### Work to do:
Find the string "JSON" in the records. Copy every line it appears in.

### Records supplied:
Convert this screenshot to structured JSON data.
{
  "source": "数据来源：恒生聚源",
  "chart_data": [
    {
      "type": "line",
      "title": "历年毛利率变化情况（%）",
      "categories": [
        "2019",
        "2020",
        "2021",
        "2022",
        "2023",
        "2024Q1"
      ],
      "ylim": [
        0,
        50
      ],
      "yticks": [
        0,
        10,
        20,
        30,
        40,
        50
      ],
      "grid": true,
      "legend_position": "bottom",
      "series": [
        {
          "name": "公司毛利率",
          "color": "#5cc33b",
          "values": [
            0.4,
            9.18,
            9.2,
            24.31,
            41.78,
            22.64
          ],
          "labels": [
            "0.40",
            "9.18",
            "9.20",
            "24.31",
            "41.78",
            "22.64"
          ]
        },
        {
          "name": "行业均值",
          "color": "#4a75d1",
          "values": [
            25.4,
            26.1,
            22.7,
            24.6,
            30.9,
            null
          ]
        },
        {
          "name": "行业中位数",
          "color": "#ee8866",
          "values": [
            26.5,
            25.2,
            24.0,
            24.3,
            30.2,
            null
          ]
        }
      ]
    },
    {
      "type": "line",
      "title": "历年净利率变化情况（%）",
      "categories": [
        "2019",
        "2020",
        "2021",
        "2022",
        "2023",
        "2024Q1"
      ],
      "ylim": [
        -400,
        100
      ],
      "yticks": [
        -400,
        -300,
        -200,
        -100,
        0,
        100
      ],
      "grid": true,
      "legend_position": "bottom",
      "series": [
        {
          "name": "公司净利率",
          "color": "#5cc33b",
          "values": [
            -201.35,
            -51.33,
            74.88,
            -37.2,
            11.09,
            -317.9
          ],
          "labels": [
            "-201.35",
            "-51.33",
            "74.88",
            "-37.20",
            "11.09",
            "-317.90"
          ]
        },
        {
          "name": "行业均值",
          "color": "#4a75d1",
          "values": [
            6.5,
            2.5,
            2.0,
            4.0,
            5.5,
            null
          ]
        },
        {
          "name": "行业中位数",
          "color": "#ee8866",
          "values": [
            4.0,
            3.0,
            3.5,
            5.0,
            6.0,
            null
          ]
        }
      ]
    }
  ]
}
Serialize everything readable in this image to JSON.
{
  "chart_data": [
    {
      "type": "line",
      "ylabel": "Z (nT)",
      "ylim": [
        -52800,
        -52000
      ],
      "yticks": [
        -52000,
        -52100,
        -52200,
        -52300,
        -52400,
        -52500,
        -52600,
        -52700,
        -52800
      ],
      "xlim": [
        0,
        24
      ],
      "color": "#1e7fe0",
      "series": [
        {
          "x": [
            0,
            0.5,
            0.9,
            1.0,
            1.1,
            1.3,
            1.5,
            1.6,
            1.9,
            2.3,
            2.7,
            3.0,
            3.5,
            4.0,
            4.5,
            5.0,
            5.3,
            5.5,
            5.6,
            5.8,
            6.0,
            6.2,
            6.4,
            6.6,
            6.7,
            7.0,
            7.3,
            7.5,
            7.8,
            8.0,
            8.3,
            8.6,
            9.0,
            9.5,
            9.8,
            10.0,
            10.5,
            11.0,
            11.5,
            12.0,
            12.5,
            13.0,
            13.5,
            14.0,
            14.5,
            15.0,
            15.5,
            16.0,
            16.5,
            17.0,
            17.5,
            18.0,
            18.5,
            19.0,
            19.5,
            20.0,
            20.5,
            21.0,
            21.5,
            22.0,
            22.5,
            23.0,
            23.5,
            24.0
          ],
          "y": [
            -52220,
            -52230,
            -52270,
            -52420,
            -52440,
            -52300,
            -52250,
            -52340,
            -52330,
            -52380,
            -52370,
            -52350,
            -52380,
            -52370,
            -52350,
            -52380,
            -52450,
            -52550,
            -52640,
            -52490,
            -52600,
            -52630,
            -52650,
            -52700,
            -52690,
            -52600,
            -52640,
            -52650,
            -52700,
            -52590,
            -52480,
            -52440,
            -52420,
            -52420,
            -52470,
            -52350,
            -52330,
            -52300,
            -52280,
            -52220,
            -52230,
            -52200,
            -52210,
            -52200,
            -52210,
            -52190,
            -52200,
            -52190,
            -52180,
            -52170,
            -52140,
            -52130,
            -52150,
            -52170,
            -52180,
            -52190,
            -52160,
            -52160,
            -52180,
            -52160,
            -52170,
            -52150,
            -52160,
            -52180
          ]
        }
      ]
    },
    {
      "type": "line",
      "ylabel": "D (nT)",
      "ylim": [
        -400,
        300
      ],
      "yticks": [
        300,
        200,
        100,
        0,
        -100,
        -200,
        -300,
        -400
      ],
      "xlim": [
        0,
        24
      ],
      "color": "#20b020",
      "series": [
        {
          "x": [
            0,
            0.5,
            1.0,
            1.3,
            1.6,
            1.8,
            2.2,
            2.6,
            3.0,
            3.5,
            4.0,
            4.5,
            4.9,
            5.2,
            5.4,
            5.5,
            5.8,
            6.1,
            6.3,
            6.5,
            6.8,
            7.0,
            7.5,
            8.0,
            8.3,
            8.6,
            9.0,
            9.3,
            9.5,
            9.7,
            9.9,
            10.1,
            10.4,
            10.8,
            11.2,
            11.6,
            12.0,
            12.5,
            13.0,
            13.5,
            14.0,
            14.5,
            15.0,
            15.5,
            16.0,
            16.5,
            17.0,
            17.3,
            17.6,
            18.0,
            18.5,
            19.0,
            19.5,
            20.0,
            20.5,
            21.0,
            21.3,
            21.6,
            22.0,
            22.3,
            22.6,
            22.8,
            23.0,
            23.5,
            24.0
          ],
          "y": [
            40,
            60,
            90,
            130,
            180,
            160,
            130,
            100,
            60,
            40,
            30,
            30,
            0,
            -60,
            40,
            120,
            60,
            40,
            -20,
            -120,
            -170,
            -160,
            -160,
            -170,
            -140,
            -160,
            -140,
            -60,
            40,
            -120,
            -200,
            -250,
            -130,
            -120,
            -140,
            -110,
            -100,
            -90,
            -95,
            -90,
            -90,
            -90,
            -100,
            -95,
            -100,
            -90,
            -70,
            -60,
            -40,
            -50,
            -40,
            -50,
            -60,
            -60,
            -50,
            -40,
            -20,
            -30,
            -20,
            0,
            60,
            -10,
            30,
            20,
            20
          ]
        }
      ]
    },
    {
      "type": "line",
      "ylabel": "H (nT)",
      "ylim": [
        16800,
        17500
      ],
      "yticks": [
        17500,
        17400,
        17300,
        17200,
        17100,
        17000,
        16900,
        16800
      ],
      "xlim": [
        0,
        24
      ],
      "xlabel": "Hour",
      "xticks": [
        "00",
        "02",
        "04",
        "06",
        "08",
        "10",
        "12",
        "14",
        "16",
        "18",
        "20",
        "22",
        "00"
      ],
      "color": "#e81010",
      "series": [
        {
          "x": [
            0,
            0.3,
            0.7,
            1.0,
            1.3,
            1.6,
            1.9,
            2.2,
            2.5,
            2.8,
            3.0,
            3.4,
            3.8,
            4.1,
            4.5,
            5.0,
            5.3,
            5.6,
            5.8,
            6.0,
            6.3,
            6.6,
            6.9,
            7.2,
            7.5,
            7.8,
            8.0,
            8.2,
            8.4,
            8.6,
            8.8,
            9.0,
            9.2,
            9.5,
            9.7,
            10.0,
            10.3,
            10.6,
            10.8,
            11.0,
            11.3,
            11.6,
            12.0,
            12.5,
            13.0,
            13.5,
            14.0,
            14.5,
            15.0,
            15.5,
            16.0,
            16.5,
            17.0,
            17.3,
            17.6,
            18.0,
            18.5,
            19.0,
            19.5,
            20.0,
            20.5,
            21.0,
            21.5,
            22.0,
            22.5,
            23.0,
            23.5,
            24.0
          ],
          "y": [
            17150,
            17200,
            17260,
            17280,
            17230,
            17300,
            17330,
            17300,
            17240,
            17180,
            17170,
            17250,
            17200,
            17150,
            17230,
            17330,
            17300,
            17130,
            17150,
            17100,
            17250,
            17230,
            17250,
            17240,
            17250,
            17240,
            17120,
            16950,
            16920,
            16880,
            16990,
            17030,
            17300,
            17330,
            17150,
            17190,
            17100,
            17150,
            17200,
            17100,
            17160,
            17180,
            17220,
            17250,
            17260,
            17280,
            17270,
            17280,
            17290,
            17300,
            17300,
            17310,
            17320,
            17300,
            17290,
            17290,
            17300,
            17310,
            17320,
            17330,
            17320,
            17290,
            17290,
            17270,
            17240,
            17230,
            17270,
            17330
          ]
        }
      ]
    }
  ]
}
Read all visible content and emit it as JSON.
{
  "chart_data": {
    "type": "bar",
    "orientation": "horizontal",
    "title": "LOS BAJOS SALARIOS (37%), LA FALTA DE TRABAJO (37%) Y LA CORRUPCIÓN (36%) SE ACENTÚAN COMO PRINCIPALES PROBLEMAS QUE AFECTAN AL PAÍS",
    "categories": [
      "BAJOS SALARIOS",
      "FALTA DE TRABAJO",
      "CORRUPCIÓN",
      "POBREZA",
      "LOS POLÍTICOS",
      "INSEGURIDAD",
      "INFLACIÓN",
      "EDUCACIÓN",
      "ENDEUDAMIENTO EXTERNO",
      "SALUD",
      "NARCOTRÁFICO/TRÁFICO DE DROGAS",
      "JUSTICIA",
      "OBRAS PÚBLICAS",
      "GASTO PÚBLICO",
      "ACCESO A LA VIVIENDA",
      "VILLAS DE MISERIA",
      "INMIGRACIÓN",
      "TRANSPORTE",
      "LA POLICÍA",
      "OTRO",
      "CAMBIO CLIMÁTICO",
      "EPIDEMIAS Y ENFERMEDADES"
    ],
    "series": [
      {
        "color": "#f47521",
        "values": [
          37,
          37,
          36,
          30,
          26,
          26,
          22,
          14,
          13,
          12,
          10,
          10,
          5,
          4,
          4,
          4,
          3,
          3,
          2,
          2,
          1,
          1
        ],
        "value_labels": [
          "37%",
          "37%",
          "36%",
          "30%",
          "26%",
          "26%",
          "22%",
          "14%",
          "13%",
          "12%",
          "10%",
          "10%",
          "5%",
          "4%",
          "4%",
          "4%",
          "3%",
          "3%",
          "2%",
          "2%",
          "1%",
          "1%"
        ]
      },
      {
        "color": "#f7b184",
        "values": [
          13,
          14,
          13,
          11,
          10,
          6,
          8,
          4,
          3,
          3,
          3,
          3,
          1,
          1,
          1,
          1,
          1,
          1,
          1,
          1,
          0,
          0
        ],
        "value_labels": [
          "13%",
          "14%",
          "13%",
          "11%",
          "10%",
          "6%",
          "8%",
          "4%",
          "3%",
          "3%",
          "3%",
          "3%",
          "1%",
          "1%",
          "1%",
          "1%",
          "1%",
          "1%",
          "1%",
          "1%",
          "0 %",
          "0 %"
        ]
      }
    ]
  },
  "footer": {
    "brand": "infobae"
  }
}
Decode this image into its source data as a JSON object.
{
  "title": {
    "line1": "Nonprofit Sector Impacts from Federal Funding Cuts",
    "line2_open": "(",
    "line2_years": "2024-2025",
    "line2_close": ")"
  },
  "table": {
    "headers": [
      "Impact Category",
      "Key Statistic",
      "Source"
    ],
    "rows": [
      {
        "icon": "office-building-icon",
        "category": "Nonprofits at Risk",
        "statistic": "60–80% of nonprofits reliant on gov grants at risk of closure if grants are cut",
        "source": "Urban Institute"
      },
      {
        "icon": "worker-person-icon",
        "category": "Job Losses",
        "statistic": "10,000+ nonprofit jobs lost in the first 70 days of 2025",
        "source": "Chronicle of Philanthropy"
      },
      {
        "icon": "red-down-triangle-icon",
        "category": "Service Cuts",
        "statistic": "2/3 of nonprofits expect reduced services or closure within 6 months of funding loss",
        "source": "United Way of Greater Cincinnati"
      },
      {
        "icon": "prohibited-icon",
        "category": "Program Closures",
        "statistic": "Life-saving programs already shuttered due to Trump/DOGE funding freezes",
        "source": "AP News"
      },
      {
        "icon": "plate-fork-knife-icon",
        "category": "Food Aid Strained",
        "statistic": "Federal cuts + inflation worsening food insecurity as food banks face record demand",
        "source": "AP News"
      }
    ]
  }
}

### The completed task:
Convert this screenshot to structured JSON data.
Serialize everything readable in this image to JSON.
Read all visible content and emit it as JSON.
Decode this image into its source data as a JSON object.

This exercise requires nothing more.